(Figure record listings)

══════════════════════════════

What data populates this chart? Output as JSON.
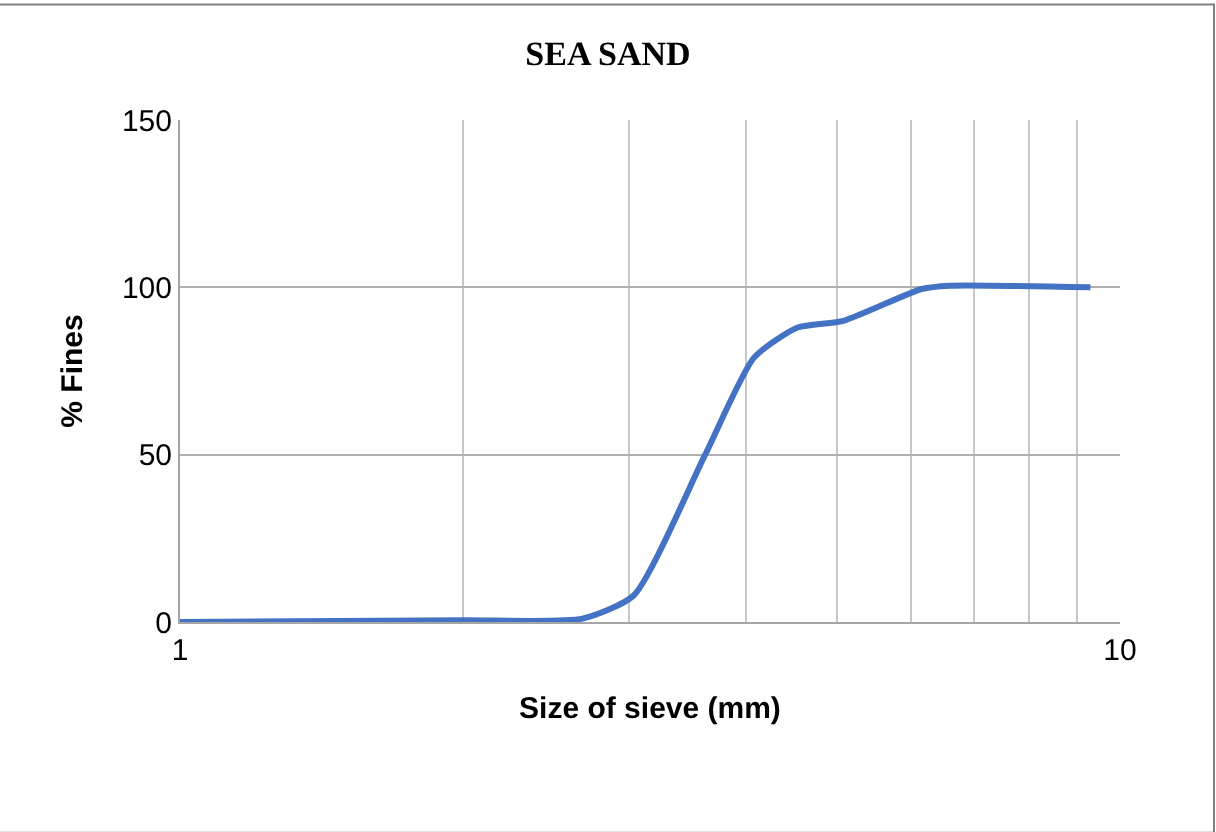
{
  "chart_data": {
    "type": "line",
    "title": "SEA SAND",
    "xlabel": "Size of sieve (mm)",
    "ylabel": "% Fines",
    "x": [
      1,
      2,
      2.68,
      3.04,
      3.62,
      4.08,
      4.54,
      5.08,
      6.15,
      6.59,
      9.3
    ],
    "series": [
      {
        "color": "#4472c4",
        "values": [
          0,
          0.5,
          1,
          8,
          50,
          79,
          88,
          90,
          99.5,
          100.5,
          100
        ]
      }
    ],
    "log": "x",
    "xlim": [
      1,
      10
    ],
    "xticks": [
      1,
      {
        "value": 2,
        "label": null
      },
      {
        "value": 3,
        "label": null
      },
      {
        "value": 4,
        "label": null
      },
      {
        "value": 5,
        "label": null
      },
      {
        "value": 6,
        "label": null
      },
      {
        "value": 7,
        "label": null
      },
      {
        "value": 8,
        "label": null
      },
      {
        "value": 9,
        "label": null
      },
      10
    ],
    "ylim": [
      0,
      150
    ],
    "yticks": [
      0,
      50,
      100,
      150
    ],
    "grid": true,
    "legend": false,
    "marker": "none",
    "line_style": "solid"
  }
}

══════════════════════════════

Task details.
Pictures are to be left out; repeat all the remaining data exactly.

The output.
What data populates this chart? Output as JSON.
{
  "chart_data": {
    "type": "line",
    "title": "SEA SAND",
    "xlabel": "Size of sieve (mm)",
    "ylabel": "% Fines",
    "x": [
      1,
      2,
      2.68,
      3.04,
      3.62,
      4.08,
      4.54,
      5.08,
      6.15,
      6.59,
      9.3
    ],
    "series": [
      {
        "color": "#4472c4",
        "values": [
          0,
          0.5,
          1,
          8,
          50,
          79,
          88,
          90,
          99.5,
          100.5,
          100
        ]
      }
    ],
    "log": "x",
    "xlim": [
      1,
      10
    ],
    "xticks": [
      1,
      {
        "value": 2,
        "label": null
      },
      {
        "value": 3,
        "label": null
      },
      {
        "value": 4,
        "label": null
      },
      {
        "value": 5,
        "label": null
      },
      {
        "value": 6,
        "label": null
      },
      {
        "value": 7,
        "label": null
      },
      {
        "value": 8,
        "label": null
      },
      {
        "value": 9,
        "label": null
      },
      10
    ],
    "ylim": [
      0,
      150
    ],
    "yticks": [
      0,
      50,
      100,
      150
    ],
    "grid": true,
    "legend": false,
    "marker": "none",
    "line_style": "solid"
  }
}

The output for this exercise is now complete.